-- Your task --
Every entry should be repeated exactly. Omit the pictures.

-- Input material --

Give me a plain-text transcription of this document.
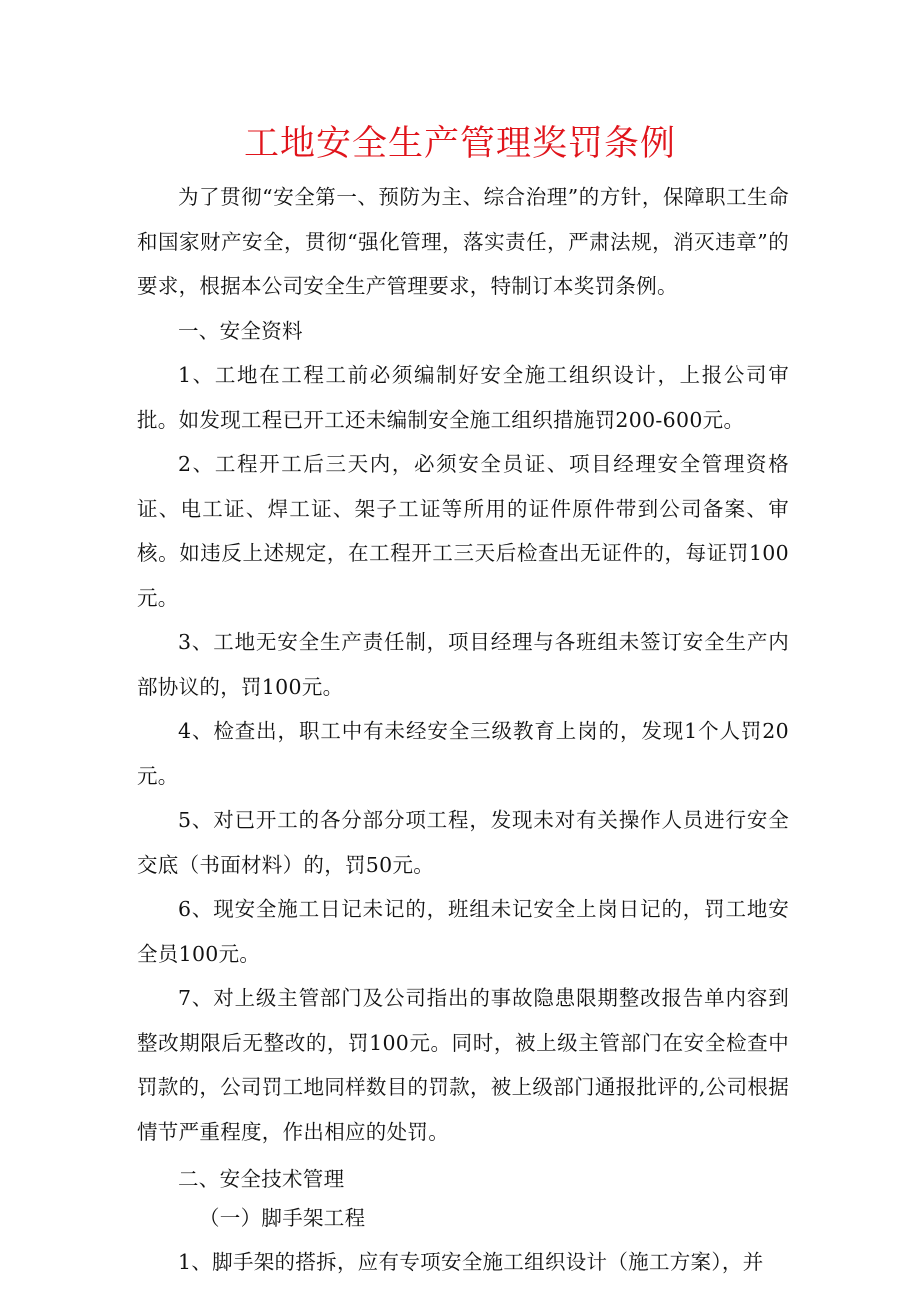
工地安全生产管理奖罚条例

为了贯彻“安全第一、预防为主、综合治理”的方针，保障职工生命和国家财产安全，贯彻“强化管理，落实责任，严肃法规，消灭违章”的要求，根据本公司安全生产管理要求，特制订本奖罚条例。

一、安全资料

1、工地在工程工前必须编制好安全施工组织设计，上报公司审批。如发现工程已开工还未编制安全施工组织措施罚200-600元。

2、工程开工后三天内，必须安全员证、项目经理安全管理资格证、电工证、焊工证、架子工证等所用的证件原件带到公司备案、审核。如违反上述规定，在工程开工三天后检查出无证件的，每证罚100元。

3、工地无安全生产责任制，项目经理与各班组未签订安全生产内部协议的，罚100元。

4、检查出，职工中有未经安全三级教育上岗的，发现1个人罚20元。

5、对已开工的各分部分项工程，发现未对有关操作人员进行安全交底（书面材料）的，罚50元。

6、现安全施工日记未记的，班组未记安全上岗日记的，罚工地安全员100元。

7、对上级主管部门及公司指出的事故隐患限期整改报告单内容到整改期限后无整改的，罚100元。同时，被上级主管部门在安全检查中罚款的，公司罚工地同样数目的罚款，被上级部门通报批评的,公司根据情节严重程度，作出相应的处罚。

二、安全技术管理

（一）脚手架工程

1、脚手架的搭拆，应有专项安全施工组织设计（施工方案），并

-- Exercise result --
Give me a plain-text transcription of this document.
工地安全生产管理奖罚条例

为了贯彻“安全第一、预防为主、综合治理”的方针，保障职工生命和国家财产安全，贯彻“强化管理，落实责任，严肃法规，消灭违章”的要求，根据本公司安全生产管理要求，特制订本奖罚条例。

一、安全资料

1、工地在工程工前必须编制好安全施工组织设计，上报公司审批。如发现工程已开工还未编制安全施工组织措施罚200-600元。

2、工程开工后三天内，必须安全员证、项目经理安全管理资格证、电工证、焊工证、架子工证等所用的证件原件带到公司备案、审核。如违反上述规定，在工程开工三天后检查出无证件的，每证罚100元。

3、工地无安全生产责任制，项目经理与各班组未签订安全生产内部协议的，罚100元。

4、检查出，职工中有未经安全三级教育上岗的，发现1个人罚20元。

5、对已开工的各分部分项工程，发现未对有关操作人员进行安全交底（书面材料）的，罚50元。

6、现安全施工日记未记的，班组未记安全上岗日记的，罚工地安全员100元。

7、对上级主管部门及公司指出的事故隐患限期整改报告单内容到整改期限后无整改的，罚100元。同时，被上级主管部门在安全检查中罚款的，公司罚工地同样数目的罚款，被上级部门通报批评的,公司根据情节严重程度，作出相应的处罚。

二、安全技术管理

（一）脚手架工程

1、脚手架的搭拆，应有专项安全施工组织设计（施工方案），并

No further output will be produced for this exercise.